#### Problem to solve:
Would you copy only the lines below, beginning with the one that contains "What data populates" and running through the last entry line?
------------------------------------------------------------------------
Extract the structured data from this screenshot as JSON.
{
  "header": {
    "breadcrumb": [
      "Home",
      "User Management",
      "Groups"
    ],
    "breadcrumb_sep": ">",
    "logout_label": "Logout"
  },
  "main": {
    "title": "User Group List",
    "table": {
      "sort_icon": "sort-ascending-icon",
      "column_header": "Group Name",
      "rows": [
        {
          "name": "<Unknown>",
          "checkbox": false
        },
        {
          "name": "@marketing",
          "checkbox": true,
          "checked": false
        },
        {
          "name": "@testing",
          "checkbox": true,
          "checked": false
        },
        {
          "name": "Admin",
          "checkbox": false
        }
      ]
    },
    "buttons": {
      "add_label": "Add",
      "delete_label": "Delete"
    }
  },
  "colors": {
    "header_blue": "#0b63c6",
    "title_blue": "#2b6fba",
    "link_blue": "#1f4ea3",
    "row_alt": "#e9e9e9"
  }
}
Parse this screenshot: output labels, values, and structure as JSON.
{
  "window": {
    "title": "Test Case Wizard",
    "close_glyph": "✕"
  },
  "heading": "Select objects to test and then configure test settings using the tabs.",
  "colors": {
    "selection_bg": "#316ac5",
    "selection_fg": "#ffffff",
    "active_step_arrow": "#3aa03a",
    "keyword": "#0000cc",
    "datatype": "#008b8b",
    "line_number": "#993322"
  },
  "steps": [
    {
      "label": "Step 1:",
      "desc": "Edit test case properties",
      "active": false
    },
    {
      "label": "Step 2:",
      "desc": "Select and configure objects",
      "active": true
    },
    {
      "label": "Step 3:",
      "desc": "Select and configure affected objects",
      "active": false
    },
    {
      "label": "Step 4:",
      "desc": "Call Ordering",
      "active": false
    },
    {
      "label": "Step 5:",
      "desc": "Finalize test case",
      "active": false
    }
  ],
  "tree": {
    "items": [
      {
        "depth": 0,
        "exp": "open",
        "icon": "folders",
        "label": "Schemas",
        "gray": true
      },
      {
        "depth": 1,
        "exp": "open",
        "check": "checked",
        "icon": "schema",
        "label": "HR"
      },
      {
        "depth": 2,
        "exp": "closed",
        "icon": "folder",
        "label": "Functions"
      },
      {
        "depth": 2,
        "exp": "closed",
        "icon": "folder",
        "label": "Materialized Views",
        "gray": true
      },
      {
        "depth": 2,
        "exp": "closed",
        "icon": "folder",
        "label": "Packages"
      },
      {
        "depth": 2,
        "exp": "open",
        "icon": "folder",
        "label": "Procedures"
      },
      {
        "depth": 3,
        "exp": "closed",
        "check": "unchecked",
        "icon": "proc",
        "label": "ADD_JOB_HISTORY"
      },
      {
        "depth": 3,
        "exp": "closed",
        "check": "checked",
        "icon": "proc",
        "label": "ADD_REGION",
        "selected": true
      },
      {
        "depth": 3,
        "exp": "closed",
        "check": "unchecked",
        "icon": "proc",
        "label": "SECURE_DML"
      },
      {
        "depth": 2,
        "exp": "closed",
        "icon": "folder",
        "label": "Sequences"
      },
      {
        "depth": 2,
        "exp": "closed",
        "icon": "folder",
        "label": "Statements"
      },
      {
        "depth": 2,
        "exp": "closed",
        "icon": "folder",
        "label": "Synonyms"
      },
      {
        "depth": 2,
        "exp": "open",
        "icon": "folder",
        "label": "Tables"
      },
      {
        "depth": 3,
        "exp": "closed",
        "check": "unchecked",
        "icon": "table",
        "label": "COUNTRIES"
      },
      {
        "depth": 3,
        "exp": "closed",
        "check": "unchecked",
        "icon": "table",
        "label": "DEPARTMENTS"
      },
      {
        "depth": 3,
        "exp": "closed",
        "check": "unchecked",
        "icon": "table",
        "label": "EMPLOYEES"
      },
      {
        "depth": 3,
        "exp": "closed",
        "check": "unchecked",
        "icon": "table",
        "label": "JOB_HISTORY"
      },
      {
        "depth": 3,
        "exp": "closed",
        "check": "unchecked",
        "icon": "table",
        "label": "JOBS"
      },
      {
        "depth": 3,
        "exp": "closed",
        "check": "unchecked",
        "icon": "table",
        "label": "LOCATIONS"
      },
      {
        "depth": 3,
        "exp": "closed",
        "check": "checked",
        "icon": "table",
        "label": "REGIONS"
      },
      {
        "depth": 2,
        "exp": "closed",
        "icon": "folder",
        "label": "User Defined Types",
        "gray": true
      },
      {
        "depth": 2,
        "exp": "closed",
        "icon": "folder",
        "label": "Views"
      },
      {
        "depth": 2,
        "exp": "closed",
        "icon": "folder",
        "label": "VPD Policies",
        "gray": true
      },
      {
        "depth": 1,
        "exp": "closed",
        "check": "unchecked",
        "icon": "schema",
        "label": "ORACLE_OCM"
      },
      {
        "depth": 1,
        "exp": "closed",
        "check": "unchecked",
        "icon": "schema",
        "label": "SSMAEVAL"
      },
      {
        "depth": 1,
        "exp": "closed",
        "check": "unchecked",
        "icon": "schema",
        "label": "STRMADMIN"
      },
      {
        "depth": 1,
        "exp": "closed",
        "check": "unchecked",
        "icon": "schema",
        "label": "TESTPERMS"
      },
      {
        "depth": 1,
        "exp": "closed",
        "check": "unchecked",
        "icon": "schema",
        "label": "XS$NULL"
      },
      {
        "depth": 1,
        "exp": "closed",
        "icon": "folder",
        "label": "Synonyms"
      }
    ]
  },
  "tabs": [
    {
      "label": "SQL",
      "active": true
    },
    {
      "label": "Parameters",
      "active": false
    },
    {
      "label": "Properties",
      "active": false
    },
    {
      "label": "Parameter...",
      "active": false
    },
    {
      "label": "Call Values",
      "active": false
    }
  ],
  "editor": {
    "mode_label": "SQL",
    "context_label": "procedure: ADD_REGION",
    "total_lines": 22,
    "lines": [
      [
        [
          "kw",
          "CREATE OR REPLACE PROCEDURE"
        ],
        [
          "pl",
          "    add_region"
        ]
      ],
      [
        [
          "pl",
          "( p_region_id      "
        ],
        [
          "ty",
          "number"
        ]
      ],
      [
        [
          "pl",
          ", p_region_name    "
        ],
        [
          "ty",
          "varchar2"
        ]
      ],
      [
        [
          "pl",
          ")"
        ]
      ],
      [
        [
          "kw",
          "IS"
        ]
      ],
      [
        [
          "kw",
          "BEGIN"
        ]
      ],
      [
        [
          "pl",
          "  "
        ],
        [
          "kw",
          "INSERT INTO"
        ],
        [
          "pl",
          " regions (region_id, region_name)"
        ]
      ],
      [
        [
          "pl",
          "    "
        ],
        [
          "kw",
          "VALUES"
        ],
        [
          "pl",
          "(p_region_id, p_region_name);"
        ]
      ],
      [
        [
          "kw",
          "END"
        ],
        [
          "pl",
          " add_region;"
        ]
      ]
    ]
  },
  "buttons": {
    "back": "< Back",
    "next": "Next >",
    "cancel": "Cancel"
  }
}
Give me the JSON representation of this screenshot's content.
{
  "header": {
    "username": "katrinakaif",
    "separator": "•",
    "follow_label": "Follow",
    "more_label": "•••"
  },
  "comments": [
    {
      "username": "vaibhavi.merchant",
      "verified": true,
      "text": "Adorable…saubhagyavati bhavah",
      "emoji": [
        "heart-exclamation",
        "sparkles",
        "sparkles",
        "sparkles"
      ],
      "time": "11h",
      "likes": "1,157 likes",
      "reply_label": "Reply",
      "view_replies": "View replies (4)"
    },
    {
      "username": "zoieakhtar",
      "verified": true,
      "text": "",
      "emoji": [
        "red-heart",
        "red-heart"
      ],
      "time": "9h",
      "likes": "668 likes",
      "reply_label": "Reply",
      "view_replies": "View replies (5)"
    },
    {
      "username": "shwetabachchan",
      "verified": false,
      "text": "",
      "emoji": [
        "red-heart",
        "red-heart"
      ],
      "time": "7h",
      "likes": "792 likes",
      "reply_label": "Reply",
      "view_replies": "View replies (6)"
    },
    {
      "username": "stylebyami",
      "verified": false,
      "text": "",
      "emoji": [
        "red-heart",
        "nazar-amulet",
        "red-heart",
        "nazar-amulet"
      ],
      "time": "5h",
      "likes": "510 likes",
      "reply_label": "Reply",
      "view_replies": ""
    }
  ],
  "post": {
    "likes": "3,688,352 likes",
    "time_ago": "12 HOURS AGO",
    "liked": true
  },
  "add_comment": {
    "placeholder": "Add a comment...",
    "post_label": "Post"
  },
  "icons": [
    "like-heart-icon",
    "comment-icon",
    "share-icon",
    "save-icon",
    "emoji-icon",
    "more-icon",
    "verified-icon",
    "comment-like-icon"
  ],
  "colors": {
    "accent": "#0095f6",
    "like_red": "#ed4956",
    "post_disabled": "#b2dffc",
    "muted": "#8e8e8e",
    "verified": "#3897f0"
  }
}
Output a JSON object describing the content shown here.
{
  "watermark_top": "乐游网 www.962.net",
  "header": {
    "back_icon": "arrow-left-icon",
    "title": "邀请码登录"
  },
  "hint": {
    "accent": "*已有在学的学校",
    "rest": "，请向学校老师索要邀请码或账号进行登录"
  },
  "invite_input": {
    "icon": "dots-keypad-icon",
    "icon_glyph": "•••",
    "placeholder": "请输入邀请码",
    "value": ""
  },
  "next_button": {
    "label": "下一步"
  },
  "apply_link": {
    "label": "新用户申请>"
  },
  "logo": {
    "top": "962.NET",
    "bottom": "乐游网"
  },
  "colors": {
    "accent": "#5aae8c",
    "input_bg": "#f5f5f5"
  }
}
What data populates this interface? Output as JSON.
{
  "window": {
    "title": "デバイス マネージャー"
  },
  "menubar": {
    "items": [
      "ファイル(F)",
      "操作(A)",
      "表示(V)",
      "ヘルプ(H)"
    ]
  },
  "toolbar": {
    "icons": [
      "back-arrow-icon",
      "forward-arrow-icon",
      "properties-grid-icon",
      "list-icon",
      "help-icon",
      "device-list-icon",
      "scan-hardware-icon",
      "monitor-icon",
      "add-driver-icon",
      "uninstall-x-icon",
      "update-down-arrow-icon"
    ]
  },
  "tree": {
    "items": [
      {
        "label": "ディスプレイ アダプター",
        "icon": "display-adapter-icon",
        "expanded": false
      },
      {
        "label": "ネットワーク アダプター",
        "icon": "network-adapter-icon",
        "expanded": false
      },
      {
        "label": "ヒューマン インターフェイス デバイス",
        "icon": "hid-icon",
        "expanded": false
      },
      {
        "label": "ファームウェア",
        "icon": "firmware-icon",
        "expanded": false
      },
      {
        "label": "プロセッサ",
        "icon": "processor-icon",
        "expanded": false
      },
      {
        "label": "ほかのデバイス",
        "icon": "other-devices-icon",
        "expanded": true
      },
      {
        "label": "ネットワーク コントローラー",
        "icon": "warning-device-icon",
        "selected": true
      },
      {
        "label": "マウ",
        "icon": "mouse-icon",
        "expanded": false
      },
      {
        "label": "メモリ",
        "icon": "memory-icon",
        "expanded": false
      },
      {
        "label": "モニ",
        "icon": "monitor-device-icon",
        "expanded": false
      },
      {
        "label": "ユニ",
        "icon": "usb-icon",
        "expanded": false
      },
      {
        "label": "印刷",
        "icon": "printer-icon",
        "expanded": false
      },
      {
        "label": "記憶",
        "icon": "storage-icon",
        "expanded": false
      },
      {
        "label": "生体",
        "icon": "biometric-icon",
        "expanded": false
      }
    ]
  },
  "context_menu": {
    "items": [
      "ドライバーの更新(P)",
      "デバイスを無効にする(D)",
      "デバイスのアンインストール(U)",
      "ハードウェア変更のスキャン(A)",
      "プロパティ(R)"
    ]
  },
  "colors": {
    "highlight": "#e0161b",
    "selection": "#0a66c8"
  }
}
------------------------------------------------------------------------
#### Exercise output:
What data populates this interface? Output as JSON.
{
  "window": {
    "title": "デバイス マネージャー"
  },
  "menubar": {
    "items": [
      "ファイル(F)",
      "操作(A)",
      "表示(V)",
      "ヘルプ(H)"
    ]
  },
  "toolbar": {
    "icons": [
      "back-arrow-icon",
      "forward-arrow-icon",
      "properties-grid-icon",
      "list-icon",
      "help-icon",
      "device-list-icon",
      "scan-hardware-icon",
      "monitor-icon",
      "add-driver-icon",
      "uninstall-x-icon",
      "update-down-arrow-icon"
    ]
  },
  "tree": {
    "items": [
      {
        "label": "ディスプレイ アダプター",
        "icon": "display-adapter-icon",
        "expanded": false
      },
      {
        "label": "ネットワーク アダプター",
        "icon": "network-adapter-icon",
        "expanded": false
      },
      {
        "label": "ヒューマン インターフェイス デバイス",
        "icon": "hid-icon",
        "expanded": false
      },
      {
        "label": "ファームウェア",
        "icon": "firmware-icon",
        "expanded": false
      },
      {
        "label": "プロセッサ",
        "icon": "processor-icon",
        "expanded": false
      },
      {
        "label": "ほかのデバイス",
        "icon": "other-devices-icon",
        "expanded": true
      },
      {
        "label": "ネットワーク コントローラー",
        "icon": "warning-device-icon",
        "selected": true
      },
      {
        "label": "マウ",
        "icon": "mouse-icon",
        "expanded": false
      },
      {
        "label": "メモリ",
        "icon": "memory-icon",
        "expanded": false
      },
      {
        "label": "モニ",
        "icon": "monitor-device-icon",
        "expanded": false
      },
      {
        "label": "ユニ",
        "icon": "usb-icon",
        "expanded": false
      },
      {
        "label": "印刷",
        "icon": "printer-icon",
        "expanded": false
      },
      {
        "label": "記憶",
        "icon": "storage-icon",
        "expanded": false
      },
      {
        "label": "生体",
        "icon": "biometric-icon",
        "expanded": false
      }
    ]
  },
  "context_menu": {
    "items": [
      "ドライバーの更新(P)",
      "デバイスを無効にする(D)",
      "デバイスのアンインストール(U)",
      "ハードウェア変更のスキャン(A)",
      "プロパティ(R)"
    ]
  },
  "colors": {
    "highlight": "#e0161b",
    "selection": "#0a66c8"
  }
}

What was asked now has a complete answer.